■ Short problem
Retype the complete listing exactly as it appears.

■ Exercise materials
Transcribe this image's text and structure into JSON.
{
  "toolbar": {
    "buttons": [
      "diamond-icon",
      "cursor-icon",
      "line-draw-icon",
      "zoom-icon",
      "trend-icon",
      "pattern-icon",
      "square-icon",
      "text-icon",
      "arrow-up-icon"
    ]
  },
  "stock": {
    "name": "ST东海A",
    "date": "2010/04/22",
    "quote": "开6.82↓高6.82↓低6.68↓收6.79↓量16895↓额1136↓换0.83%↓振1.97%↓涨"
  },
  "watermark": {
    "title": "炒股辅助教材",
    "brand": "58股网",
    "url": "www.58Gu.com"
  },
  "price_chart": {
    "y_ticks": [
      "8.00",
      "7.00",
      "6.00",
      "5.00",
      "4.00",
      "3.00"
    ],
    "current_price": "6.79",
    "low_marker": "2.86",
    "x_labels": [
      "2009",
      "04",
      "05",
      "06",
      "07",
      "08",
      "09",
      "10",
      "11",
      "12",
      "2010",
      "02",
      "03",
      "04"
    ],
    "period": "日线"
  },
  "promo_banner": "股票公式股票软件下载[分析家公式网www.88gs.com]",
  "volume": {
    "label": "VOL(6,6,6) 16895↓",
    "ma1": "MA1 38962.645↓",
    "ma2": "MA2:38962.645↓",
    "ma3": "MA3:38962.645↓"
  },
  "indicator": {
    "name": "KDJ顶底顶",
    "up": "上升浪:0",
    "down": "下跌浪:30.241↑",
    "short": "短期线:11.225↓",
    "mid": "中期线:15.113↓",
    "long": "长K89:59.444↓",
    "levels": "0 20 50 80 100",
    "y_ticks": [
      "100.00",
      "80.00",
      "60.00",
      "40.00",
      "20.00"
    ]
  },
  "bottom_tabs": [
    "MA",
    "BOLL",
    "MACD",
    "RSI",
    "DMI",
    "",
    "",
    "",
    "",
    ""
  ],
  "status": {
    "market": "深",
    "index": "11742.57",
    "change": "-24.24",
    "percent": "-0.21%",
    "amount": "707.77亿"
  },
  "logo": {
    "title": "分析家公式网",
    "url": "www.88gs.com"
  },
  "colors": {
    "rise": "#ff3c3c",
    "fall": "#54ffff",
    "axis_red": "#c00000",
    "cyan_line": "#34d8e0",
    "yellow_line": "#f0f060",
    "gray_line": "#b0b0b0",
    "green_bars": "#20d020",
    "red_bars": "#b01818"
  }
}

■ Response below
Transcribe this image's text and structure into JSON.
{
  "toolbar": {
    "buttons": [
      "diamond-icon",
      "cursor-icon",
      "line-draw-icon",
      "zoom-icon",
      "trend-icon",
      "pattern-icon",
      "square-icon",
      "text-icon",
      "arrow-up-icon"
    ]
  },
  "stock": {
    "name": "ST东海A",
    "date": "2010/04/22",
    "quote": "开6.82↓高6.82↓低6.68↓收6.79↓量16895↓额1136↓换0.83%↓振1.97%↓涨"
  },
  "watermark": {
    "title": "炒股辅助教材",
    "brand": "58股网",
    "url": "www.58Gu.com"
  },
  "price_chart": {
    "y_ticks": [
      "8.00",
      "7.00",
      "6.00",
      "5.00",
      "4.00",
      "3.00"
    ],
    "current_price": "6.79",
    "low_marker": "2.86",
    "x_labels": [
      "2009",
      "04",
      "05",
      "06",
      "07",
      "08",
      "09",
      "10",
      "11",
      "12",
      "2010",
      "02",
      "03",
      "04"
    ],
    "period": "日线"
  },
  "promo_banner": "股票公式股票软件下载[分析家公式网www.88gs.com]",
  "volume": {
    "label": "VOL(6,6,6) 16895↓",
    "ma1": "MA1 38962.645↓",
    "ma2": "MA2:38962.645↓",
    "ma3": "MA3:38962.645↓"
  },
  "indicator": {
    "name": "KDJ顶底顶",
    "up": "上升浪:0",
    "down": "下跌浪:30.241↑",
    "short": "短期线:11.225↓",
    "mid": "中期线:15.113↓",
    "long": "长K89:59.444↓",
    "levels": "0 20 50 80 100",
    "y_ticks": [
      "100.00",
      "80.00",
      "60.00",
      "40.00",
      "20.00"
    ]
  },
  "bottom_tabs": [
    "MA",
    "BOLL",
    "MACD",
    "RSI",
    "DMI",
    "",
    "",
    "",
    "",
    ""
  ],
  "status": {
    "market": "深",
    "index": "11742.57",
    "change": "-24.24",
    "percent": "-0.21%",
    "amount": "707.77亿"
  },
  "logo": {
    "title": "分析家公式网",
    "url": "www.88gs.com"
  },
  "colors": {
    "rise": "#ff3c3c",
    "fall": "#54ffff",
    "axis_red": "#c00000",
    "cyan_line": "#34d8e0",
    "yellow_line": "#f0f060",
    "gray_line": "#b0b0b0",
    "green_bars": "#20d020",
    "red_bars": "#b01818"
  }
}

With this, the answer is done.